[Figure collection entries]
────────────────

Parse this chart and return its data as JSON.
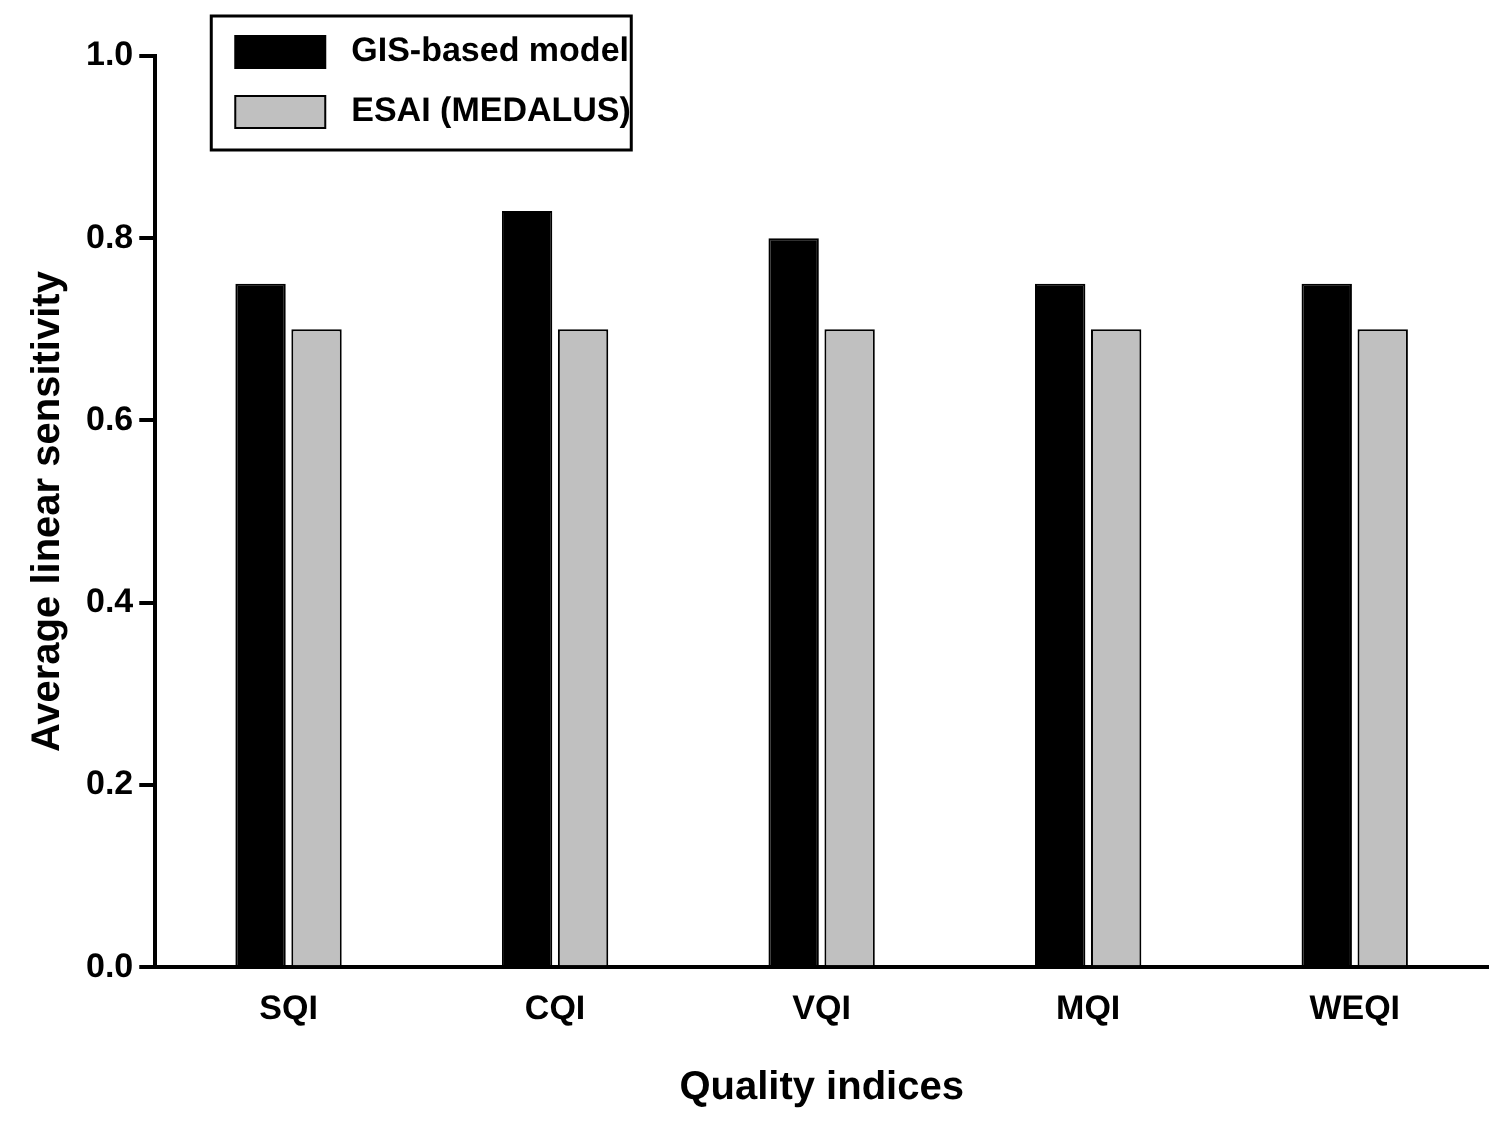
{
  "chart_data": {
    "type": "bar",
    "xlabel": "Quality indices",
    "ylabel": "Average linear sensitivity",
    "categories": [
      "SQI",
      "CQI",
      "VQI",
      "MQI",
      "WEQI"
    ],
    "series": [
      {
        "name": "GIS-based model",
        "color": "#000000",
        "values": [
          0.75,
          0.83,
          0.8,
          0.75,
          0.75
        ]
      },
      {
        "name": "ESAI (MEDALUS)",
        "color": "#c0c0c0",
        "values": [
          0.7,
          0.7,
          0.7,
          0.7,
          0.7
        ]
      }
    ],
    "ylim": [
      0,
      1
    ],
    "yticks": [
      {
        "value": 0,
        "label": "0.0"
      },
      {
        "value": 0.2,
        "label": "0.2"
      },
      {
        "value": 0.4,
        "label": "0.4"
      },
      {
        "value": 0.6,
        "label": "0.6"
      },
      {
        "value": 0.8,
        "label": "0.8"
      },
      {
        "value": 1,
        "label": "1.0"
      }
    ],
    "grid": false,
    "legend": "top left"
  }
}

────────────────

■ Written task ■
Give back every line exactly as it stands, pictures excluded.

■ Right answer ■
Parse this chart and return its data as JSON.
{
  "chart_data": {
    "type": "bar",
    "xlabel": "Quality indices",
    "ylabel": "Average linear sensitivity",
    "categories": [
      "SQI",
      "CQI",
      "VQI",
      "MQI",
      "WEQI"
    ],
    "series": [
      {
        "name": "GIS-based model",
        "color": "#000000",
        "values": [
          0.75,
          0.83,
          0.8,
          0.75,
          0.75
        ]
      },
      {
        "name": "ESAI (MEDALUS)",
        "color": "#c0c0c0",
        "values": [
          0.7,
          0.7,
          0.7,
          0.7,
          0.7
        ]
      }
    ],
    "ylim": [
      0,
      1
    ],
    "yticks": [
      {
        "value": 0,
        "label": "0.0"
      },
      {
        "value": 0.2,
        "label": "0.2"
      },
      {
        "value": 0.4,
        "label": "0.4"
      },
      {
        "value": 0.6,
        "label": "0.6"
      },
      {
        "value": 0.8,
        "label": "0.8"
      },
      {
        "value": 1,
        "label": "1.0"
      }
    ],
    "grid": false,
    "legend": "top left"
  }
}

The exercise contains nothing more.